**Exercise prompt**
Your answer should be a single number: the count of lines that hold the word "Files".
— BEGIN Dataset content —
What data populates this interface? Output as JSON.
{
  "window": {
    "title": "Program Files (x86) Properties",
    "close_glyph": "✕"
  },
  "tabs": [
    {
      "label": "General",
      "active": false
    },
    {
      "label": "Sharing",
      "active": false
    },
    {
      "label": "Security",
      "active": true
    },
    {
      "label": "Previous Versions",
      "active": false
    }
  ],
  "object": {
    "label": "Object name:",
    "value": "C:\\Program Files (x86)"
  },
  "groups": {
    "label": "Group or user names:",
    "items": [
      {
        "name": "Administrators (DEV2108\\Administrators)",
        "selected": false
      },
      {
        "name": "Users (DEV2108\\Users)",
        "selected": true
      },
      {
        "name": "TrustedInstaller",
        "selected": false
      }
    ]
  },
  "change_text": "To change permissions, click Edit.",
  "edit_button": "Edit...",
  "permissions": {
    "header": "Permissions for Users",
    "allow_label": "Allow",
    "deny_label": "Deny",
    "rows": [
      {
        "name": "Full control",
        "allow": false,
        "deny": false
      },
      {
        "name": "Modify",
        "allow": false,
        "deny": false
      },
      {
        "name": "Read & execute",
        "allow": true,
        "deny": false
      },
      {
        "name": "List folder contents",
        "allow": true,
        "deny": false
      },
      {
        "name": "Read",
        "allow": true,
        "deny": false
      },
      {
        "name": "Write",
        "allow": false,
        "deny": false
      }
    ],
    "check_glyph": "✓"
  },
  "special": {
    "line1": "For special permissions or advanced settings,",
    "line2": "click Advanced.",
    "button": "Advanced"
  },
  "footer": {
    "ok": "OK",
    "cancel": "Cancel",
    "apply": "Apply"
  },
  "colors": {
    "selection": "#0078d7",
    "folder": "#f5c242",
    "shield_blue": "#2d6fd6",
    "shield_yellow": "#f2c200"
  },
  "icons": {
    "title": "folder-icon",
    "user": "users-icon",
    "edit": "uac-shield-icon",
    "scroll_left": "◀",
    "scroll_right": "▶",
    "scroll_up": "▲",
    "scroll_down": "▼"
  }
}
— END Dataset content —
**Task solution**
2